PROBLEM STATEMENT: Look through the listing and locate every line containing the word "класса"; copy those lines.

EXTRACTED DATA:
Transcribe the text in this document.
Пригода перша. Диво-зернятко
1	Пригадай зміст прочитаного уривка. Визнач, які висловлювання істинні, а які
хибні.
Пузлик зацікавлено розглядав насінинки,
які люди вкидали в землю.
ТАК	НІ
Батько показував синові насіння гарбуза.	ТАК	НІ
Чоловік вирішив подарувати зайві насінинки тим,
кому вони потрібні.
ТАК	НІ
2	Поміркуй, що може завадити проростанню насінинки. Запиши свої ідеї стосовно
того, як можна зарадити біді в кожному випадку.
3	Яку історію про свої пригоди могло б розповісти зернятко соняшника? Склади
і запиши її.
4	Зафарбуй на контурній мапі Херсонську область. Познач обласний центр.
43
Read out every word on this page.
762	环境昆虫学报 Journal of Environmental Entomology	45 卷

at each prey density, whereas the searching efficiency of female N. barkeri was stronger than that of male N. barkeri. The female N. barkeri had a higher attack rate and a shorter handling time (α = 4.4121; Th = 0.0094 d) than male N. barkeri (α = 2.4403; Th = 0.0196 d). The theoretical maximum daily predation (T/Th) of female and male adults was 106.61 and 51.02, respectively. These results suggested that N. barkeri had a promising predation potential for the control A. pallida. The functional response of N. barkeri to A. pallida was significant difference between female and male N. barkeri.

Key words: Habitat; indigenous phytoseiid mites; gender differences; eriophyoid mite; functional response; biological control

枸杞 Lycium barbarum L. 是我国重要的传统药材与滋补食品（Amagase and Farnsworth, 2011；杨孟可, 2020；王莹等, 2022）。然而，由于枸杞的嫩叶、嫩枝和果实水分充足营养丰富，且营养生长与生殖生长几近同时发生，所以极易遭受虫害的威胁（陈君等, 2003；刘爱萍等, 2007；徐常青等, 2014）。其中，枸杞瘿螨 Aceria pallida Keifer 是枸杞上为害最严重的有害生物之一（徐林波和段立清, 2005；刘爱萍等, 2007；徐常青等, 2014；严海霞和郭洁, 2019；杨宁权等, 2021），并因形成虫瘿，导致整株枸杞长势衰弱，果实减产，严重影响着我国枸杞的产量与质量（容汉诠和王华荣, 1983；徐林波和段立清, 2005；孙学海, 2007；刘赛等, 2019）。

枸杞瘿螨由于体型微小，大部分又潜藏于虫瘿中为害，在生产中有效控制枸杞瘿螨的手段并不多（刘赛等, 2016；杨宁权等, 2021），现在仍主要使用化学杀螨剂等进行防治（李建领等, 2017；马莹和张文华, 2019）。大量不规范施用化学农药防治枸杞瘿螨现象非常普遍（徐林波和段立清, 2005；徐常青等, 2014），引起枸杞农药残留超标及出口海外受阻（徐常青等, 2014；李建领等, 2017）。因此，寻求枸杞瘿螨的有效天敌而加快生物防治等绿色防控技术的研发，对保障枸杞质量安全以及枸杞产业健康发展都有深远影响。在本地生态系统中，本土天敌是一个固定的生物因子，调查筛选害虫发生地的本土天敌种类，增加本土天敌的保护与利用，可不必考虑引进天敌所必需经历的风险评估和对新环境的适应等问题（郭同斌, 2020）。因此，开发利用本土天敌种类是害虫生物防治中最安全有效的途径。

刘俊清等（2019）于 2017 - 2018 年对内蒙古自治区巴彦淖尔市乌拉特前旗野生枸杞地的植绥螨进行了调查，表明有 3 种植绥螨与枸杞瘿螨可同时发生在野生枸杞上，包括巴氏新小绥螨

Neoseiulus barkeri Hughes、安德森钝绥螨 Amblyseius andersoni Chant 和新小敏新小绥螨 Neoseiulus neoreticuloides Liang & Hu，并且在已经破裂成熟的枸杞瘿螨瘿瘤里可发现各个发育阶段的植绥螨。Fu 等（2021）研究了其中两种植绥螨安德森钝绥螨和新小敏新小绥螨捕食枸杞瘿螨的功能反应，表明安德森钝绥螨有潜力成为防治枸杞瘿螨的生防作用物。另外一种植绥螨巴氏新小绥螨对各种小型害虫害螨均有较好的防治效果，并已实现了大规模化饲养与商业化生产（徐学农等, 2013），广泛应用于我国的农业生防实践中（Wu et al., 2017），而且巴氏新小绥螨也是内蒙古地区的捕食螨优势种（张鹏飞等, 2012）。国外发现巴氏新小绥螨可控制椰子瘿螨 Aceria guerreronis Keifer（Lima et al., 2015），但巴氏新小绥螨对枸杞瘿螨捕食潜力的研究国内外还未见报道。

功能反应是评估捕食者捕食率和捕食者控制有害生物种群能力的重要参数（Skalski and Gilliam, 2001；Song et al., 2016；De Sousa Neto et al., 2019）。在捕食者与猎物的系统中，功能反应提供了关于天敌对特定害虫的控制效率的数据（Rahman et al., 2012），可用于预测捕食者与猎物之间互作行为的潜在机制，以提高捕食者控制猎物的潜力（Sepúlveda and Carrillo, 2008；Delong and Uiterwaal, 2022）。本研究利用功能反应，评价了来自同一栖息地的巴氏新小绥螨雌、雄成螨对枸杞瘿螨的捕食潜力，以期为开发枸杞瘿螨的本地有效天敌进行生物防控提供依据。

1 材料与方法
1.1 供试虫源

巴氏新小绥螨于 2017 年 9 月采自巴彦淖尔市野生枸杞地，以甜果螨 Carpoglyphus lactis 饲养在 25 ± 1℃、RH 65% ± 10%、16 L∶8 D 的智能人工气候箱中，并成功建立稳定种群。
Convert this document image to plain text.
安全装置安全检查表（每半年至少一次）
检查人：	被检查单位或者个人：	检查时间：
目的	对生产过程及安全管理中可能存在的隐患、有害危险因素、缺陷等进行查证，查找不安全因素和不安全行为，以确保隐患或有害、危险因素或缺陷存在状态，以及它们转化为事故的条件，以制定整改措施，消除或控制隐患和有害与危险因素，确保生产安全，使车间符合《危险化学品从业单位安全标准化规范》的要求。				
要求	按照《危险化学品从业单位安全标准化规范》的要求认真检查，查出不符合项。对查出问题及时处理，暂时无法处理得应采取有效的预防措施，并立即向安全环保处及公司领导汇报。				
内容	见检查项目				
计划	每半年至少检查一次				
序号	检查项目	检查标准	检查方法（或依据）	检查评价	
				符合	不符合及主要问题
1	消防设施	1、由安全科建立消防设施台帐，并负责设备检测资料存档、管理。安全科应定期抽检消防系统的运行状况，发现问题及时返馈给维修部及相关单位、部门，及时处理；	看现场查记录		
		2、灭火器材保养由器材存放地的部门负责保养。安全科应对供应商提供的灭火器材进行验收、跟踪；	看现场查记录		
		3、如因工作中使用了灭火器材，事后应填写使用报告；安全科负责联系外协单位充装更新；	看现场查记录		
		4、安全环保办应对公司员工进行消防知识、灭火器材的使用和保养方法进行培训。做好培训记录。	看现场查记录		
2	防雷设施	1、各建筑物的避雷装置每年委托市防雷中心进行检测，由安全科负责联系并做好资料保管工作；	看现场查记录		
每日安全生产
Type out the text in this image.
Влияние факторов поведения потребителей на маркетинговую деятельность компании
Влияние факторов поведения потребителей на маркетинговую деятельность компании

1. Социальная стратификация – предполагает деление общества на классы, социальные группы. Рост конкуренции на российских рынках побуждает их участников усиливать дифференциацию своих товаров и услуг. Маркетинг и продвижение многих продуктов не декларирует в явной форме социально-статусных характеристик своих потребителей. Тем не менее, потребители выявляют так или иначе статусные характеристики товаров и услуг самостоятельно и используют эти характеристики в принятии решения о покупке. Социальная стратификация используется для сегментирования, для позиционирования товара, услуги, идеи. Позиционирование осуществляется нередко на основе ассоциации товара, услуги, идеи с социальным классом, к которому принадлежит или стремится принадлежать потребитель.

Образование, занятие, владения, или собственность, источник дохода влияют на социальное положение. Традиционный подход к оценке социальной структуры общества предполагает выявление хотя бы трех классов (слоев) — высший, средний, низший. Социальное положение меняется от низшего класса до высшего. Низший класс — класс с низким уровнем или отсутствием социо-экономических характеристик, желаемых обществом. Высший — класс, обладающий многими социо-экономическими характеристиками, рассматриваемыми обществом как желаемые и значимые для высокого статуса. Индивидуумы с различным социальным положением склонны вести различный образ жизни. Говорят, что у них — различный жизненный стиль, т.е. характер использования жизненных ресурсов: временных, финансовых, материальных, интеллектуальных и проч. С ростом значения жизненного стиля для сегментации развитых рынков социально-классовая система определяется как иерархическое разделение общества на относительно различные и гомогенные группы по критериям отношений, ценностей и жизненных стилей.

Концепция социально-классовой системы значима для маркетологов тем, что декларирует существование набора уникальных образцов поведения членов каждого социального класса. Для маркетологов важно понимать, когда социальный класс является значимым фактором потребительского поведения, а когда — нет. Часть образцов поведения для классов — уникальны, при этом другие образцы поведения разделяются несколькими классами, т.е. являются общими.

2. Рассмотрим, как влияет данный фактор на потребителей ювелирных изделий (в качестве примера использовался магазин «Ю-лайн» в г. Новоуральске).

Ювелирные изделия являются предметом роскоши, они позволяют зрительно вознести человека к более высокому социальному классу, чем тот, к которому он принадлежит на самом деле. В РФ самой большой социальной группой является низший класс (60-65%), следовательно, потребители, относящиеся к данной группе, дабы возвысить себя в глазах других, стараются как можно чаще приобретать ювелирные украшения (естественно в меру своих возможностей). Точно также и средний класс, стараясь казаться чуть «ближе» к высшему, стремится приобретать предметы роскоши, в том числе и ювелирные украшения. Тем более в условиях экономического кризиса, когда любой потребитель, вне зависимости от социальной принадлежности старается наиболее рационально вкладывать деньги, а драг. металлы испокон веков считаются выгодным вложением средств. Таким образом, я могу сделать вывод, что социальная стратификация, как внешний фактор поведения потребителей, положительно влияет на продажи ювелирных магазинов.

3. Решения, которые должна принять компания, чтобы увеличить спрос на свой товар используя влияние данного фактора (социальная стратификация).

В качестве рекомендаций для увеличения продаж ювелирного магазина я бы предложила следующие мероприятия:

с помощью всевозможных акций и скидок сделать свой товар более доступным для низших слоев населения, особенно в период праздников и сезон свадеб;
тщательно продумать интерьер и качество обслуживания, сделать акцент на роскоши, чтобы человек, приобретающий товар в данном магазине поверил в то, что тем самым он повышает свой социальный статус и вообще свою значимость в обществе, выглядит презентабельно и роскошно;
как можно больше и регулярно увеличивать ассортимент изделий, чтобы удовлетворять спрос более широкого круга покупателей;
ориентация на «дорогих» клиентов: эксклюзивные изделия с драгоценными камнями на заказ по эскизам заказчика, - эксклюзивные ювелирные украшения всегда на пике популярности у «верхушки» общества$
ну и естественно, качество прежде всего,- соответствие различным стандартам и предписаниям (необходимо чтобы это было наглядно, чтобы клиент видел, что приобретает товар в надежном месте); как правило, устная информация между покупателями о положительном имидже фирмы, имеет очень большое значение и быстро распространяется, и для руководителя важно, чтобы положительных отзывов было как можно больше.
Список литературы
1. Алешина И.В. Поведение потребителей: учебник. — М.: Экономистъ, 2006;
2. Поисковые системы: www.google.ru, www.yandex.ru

TASK RESPONSE:
Образование, занятие, владения, или собственность, источник дохода влияют на социальное положение. Традиционный подход к оценке социальной структуры общества предполагает выявление хотя бы трех классов (слоев) — высший, средний, низший. Социальное положение меняется от низшего класса до высшего. Низший класс — класс с низким уровнем или отсутствием социо-экономических характеристик, желаемых обществом. Высший — класс, обладающий многими социо-экономическими характеристиками, рассматриваемыми обществом как желаемые и значимые для высокого статуса. Индивидуумы с различным социальным положением склонны вести различный образ жизни. Говорят, что у них — различный жизненный стиль, т.е. характер использования жизненных ресурсов: временных, финансовых, материальных, интеллектуальных и проч. С ростом значения жизненного стиля для сегментации развитых рынков социально-классовая система определяется как иерархическое разделение общества на относительно различные и гомогенные группы по критериям отношений, ценностей и жизненных стилей.
Концепция социально-классовой системы значима для маркетологов тем, что декларирует существование набора уникальных образцов поведения членов каждого социального класса. Для маркетологов важно понимать, когда социальный класс является значимым фактором потребительского поведения, а когда — нет. Часть образцов поведения для классов — уникальны, при этом другие образцы поведения разделяются несколькими классами, т.е. являются общими.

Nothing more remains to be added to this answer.